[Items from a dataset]

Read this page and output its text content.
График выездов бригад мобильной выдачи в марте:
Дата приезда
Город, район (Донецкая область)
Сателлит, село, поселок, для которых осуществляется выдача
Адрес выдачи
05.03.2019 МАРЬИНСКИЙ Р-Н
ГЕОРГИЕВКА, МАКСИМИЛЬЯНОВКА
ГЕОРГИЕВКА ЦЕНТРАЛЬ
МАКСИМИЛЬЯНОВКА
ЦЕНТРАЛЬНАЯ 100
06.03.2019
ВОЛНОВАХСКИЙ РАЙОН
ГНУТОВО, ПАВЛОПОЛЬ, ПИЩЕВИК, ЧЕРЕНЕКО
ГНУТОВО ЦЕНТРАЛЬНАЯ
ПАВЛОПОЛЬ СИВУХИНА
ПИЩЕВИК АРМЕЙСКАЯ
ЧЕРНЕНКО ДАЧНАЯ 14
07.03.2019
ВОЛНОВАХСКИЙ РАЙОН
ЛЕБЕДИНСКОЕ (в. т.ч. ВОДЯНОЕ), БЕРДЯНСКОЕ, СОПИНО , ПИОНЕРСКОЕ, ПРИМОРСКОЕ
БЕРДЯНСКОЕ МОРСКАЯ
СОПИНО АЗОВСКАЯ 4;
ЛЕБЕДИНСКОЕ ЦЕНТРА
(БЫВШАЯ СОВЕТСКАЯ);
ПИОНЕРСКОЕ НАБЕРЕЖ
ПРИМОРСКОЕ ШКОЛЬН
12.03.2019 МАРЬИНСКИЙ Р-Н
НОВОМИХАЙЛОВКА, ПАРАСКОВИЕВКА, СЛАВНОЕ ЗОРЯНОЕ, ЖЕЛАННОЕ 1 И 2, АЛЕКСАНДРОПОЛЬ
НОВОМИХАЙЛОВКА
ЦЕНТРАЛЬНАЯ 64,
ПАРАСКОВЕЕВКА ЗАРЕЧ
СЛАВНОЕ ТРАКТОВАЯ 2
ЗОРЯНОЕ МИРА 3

■ WHAT IS REQUIRED:
Set down all of the data above, word for word.

■ REPLY TO THE EXERCISE:
Read this page and output its text content.
График выездов бригад мобильной выдачи в марте:
Дата приезда
Город, район (Донецкая область)
Сателлит, село, поселок, для которых осуществляется выдача
Адрес выдачи
05.03.2019 МАРЬИНСКИЙ Р-Н
ГЕОРГИЕВКА, МАКСИМИЛЬЯНОВКА
ГЕОРГИЕВКА ЦЕНТРАЛЬ
МАКСИМИЛЬЯНОВКА
ЦЕНТРАЛЬНАЯ 100
06.03.2019
ВОЛНОВАХСКИЙ РАЙОН
ГНУТОВО, ПАВЛОПОЛЬ, ПИЩЕВИК, ЧЕРЕНЕКО
ГНУТОВО ЦЕНТРАЛЬНАЯ
ПАВЛОПОЛЬ СИВУХИНА
ПИЩЕВИК АРМЕЙСКАЯ
ЧЕРНЕНКО ДАЧНАЯ 14
07.03.2019
ВОЛНОВАХСКИЙ РАЙОН
ЛЕБЕДИНСКОЕ (в. т.ч. ВОДЯНОЕ), БЕРДЯНСКОЕ, СОПИНО , ПИОНЕРСКОЕ, ПРИМОРСКОЕ
БЕРДЯНСКОЕ МОРСКАЯ
СОПИНО АЗОВСКАЯ 4;
ЛЕБЕДИНСКОЕ ЦЕНТРА
(БЫВШАЯ СОВЕТСКАЯ);
ПИОНЕРСКОЕ НАБЕРЕЖ
ПРИМОРСКОЕ ШКОЛЬН
12.03.2019 МАРЬИНСКИЙ Р-Н
НОВОМИХАЙЛОВКА, ПАРАСКОВИЕВКА, СЛАВНОЕ ЗОРЯНОЕ, ЖЕЛАННОЕ 1 И 2, АЛЕКСАНДРОПОЛЬ
НОВОМИХАЙЛОВКА
ЦЕНТРАЛЬНАЯ 64,
ПАРАСКОВЕЕВКА ЗАРЕЧ
СЛАВНОЕ ТРАКТОВАЯ 2
ЗОРЯНОЕ МИРА 3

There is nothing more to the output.